--- begin DATA FOR THIS TASK ---

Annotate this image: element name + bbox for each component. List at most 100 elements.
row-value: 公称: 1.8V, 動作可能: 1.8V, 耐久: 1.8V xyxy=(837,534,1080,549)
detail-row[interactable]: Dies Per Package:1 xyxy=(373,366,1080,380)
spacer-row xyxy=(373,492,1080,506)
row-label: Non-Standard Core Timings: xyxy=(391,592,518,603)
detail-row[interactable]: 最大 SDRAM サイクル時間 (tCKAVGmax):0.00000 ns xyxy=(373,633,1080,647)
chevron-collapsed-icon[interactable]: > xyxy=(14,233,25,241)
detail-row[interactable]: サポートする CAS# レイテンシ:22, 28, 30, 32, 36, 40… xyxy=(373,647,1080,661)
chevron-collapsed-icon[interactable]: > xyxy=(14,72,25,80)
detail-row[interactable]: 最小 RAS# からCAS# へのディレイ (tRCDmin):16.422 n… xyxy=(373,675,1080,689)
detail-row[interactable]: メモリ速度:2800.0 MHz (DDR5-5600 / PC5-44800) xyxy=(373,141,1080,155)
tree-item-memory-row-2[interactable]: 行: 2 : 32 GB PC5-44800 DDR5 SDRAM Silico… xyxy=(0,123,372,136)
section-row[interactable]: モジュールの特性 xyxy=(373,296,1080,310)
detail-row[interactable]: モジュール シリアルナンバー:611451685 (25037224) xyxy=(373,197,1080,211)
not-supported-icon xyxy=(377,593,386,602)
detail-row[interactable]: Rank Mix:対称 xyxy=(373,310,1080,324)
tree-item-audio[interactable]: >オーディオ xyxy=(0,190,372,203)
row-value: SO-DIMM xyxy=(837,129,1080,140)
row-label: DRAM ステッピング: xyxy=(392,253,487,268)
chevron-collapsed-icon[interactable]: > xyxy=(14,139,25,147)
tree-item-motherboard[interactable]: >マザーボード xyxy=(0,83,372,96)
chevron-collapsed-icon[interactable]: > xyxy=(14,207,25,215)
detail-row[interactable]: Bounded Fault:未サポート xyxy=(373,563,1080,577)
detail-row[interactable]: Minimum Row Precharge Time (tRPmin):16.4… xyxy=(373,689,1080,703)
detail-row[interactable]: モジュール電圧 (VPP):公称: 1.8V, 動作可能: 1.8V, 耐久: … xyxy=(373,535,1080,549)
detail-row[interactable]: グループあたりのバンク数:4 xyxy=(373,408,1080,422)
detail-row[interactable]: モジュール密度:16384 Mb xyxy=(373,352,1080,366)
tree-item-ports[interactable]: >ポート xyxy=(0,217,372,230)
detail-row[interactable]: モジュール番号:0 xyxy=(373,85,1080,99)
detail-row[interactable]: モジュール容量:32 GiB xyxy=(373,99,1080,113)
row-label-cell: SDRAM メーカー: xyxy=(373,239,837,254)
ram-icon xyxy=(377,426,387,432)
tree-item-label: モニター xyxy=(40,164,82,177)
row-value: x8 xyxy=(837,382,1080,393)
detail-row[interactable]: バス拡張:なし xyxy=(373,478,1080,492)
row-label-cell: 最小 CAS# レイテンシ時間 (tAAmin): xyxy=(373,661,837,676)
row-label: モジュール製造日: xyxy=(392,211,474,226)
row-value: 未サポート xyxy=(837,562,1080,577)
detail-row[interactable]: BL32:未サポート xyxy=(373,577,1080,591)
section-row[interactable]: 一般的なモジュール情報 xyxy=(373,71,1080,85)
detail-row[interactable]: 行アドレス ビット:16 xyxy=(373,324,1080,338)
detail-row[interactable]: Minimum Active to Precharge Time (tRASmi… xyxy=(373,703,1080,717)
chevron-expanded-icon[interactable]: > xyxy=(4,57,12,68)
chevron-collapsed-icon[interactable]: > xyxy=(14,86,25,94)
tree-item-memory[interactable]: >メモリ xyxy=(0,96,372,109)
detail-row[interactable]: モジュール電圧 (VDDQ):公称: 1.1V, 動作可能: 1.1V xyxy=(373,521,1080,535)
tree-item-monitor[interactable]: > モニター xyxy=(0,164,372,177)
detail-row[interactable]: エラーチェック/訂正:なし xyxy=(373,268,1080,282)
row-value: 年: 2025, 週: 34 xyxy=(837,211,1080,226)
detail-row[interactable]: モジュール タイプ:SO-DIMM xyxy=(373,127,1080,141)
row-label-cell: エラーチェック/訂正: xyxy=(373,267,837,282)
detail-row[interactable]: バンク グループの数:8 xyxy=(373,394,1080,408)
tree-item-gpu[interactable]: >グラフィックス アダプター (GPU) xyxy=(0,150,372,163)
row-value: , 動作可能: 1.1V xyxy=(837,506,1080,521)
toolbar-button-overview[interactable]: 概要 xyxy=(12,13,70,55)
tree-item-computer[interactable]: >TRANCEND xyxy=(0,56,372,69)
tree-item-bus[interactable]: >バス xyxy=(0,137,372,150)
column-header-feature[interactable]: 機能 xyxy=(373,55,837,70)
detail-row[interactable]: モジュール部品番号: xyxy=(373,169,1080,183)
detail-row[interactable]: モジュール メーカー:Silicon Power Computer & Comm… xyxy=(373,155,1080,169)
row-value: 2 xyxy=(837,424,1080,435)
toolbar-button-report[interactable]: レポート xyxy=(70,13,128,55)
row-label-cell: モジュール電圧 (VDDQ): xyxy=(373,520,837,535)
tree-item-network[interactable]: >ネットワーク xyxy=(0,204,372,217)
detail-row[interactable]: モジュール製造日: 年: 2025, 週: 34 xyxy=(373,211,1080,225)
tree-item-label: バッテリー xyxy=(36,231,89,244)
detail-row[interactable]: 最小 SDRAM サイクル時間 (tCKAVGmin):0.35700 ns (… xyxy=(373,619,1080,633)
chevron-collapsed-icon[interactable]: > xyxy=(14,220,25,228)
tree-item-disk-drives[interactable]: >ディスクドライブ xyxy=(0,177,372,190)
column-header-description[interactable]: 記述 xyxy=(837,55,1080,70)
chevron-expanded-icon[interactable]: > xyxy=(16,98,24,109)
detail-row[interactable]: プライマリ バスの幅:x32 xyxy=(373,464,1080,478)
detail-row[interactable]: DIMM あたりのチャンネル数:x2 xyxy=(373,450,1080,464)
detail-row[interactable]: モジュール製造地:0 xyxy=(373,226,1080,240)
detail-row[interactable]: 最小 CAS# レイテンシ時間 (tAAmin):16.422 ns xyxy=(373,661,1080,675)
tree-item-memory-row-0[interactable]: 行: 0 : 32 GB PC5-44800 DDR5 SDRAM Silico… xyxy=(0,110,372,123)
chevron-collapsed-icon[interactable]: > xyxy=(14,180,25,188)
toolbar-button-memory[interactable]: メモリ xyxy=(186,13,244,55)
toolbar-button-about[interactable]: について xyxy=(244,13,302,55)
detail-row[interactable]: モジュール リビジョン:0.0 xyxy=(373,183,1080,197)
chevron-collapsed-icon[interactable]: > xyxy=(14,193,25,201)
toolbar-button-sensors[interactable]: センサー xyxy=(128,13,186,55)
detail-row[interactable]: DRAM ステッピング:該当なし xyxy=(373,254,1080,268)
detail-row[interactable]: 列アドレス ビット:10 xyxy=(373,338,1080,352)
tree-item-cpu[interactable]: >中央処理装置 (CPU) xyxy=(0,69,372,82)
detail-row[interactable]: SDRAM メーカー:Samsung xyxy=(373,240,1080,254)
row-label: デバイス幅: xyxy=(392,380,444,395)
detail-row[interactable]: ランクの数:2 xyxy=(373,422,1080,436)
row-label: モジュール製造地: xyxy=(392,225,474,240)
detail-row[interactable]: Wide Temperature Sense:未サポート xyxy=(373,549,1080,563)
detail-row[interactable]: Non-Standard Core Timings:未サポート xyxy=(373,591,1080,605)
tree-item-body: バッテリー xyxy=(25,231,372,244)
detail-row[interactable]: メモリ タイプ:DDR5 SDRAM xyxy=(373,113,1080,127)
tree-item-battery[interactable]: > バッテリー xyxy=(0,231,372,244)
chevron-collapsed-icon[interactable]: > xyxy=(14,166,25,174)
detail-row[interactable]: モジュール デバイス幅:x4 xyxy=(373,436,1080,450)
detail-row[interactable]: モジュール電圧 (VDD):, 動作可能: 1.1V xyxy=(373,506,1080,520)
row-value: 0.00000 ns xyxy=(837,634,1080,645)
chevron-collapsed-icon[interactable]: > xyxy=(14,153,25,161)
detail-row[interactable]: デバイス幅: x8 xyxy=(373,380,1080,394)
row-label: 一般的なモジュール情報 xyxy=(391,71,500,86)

--- end DATA FOR THIS TASK ---

• GIVEN INSTRUCTION
Express the data from its first line through the line containing "detail-row[interactable]: メモリ速度:2800.0 MHz", both ends inclusive, as a JSON array of strings with one string per line and blank lines omitted.

• EXPECTED OUTPUT
[
  "Annotate this image: element name + bbox for each component. List at most 100 elements.",
  "row-value: 公称: 1.8V, 動作可能: 1.8V, 耐久: 1.8V xyxy=(837,534,1080,549)",
  "detail-row[interactable]: Dies Per Package:1 xyxy=(373,366,1080,380)",
  "spacer-row xyxy=(373,492,1080,506)",
  "row-label: Non-Standard Core Timings: xyxy=(391,592,518,603)",
  "detail-row[interactable]: 最大 SDRAM サイクル時間 (tCKAVGmax):0.00000 ns xyxy=(373,633,1080,647)",
  "chevron-collapsed-icon[interactable]: > xyxy=(14,233,25,241)",
  "detail-row[interactable]: サポートする CAS# レイテンシ:22, 28, 30, 32, 36, 40… xyxy=(373,647,1080,661)",
  "chevron-collapsed-icon[interactable]: > xyxy=(14,72,25,80)",
  "detail-row[interactable]: 最小 RAS# からCAS# へのディレイ (tRCDmin):16.422 n… xyxy=(373,675,1080,689)",
  "detail-row[interactable]: メモリ速度:2800.0 MHz (DDR5-5600 / PC5-44800) xyxy=(373,141,1080,155)"
]